(Set exercise): Check every line of the material below for the string "color", and return the ones that have it.

(Record extracts):
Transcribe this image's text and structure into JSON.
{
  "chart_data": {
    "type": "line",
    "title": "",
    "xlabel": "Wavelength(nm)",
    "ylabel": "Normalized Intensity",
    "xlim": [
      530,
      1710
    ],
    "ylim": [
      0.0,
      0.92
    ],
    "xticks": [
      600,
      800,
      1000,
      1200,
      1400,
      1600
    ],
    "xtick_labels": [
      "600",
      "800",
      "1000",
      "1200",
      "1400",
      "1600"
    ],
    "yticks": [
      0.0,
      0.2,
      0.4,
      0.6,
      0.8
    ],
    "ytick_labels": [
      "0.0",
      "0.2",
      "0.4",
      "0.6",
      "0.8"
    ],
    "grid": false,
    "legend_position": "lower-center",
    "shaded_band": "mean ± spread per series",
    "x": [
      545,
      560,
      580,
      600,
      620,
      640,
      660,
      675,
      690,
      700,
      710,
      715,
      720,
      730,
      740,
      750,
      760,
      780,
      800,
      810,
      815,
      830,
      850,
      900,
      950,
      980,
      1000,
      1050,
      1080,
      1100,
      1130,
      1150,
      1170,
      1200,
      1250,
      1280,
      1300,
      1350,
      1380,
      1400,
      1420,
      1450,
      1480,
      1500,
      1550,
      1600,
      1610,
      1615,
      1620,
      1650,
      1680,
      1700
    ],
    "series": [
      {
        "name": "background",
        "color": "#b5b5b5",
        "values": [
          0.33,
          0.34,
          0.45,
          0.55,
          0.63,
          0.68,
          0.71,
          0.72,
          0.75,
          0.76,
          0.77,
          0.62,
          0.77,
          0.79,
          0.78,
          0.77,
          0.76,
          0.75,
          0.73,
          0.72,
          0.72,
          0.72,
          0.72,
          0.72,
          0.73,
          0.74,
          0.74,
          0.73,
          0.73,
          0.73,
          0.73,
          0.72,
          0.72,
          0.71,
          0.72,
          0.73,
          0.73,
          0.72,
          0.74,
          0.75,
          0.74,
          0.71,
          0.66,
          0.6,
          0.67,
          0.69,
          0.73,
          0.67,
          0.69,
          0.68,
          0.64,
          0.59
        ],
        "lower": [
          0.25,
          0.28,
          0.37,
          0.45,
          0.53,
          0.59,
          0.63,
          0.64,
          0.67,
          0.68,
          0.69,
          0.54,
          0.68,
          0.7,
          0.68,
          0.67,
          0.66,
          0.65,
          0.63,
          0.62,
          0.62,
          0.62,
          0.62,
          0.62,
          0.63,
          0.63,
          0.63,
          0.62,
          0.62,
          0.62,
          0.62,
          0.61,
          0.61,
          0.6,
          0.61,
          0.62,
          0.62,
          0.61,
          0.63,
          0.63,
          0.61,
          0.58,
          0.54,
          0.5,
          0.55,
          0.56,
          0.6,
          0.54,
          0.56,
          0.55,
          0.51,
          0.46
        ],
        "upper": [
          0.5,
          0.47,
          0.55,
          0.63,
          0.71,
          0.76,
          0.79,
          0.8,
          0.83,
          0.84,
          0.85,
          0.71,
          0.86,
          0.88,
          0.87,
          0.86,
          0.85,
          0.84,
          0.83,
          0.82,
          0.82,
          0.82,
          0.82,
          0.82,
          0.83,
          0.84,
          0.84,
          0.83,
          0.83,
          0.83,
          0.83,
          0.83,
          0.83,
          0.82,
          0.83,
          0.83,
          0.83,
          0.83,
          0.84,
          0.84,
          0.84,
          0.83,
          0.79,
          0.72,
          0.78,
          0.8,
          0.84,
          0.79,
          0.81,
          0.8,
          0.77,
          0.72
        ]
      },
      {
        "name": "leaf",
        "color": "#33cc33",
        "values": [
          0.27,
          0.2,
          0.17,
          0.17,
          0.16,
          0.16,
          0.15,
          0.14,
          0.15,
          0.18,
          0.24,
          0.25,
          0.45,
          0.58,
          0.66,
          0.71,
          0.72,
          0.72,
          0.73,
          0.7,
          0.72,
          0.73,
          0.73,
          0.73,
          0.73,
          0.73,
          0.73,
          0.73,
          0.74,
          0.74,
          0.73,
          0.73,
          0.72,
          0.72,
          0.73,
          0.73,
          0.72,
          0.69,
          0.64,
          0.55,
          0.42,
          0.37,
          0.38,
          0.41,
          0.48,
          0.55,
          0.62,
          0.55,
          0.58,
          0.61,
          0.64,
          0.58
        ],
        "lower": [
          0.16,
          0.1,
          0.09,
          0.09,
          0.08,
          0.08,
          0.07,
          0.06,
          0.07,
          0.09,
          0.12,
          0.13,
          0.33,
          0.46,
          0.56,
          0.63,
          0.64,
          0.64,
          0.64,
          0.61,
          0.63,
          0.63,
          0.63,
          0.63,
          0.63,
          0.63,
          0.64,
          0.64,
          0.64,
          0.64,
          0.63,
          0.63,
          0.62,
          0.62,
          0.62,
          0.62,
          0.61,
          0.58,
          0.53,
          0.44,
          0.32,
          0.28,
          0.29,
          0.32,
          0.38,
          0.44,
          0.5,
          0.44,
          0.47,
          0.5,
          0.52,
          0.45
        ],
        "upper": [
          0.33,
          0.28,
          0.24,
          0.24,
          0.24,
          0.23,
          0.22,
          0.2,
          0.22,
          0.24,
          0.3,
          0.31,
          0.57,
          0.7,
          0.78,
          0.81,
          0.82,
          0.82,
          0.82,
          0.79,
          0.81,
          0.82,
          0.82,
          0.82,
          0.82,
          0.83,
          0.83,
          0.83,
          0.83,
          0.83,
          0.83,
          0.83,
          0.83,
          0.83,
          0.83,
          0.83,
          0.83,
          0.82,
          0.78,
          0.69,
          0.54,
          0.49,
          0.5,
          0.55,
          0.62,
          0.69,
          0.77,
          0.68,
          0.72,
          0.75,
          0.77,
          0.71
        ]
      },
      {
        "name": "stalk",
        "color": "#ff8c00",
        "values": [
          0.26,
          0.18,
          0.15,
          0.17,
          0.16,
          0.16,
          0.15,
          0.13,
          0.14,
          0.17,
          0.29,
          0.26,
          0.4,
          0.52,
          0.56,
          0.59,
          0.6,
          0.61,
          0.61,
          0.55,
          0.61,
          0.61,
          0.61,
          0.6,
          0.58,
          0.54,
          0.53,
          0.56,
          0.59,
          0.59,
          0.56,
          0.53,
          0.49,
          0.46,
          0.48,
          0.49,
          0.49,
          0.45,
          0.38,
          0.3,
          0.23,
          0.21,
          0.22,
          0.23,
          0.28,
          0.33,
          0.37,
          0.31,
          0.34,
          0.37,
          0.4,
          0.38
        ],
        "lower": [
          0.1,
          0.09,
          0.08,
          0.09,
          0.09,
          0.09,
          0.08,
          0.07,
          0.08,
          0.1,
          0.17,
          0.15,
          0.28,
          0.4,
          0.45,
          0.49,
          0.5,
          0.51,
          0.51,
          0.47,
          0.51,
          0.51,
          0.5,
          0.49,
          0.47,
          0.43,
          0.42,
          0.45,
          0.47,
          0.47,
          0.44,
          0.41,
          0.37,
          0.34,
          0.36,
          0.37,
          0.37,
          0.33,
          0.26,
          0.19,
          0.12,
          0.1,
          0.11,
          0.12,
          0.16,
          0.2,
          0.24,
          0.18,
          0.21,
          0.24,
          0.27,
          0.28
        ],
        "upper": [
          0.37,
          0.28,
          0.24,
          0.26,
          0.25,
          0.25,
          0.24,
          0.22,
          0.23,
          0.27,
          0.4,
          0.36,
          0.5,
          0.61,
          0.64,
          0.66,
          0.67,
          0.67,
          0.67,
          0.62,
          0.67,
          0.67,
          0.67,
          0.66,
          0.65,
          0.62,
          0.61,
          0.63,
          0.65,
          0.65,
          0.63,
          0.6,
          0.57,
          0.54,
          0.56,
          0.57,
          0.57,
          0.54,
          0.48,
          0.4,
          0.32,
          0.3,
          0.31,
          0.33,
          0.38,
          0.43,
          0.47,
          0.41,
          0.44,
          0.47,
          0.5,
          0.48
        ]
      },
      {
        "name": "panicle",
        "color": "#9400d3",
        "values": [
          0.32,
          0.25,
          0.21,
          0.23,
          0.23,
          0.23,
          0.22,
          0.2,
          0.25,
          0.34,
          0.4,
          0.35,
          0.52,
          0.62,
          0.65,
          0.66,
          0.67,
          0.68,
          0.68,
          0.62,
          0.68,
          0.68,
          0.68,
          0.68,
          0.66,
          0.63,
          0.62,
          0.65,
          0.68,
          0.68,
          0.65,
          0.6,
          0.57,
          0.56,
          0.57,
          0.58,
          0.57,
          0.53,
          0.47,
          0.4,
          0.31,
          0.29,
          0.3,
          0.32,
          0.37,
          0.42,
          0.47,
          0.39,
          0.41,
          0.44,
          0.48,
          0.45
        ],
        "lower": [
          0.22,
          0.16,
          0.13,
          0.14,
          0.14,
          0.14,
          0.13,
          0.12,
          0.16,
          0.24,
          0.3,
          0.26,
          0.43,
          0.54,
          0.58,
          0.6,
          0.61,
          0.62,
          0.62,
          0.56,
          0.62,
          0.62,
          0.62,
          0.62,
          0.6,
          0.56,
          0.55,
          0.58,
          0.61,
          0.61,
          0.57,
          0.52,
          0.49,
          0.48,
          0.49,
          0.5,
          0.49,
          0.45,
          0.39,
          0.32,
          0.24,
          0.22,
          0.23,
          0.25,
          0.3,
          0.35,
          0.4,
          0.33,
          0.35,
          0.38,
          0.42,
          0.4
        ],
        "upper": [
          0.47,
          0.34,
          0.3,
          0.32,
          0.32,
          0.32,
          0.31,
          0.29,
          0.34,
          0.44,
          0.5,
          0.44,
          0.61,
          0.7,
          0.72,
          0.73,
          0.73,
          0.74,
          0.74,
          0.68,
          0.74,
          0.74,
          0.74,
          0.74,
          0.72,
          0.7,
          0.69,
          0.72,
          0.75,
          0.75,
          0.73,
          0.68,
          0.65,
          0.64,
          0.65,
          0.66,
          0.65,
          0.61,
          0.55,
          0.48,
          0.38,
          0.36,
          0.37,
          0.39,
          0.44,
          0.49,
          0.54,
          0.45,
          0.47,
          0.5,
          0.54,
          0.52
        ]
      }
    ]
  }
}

(Reply):
        "color": "#b5b5b5",
        "color": "#33cc33",
        "color": "#ff8c00",
        "color": "#9400d3",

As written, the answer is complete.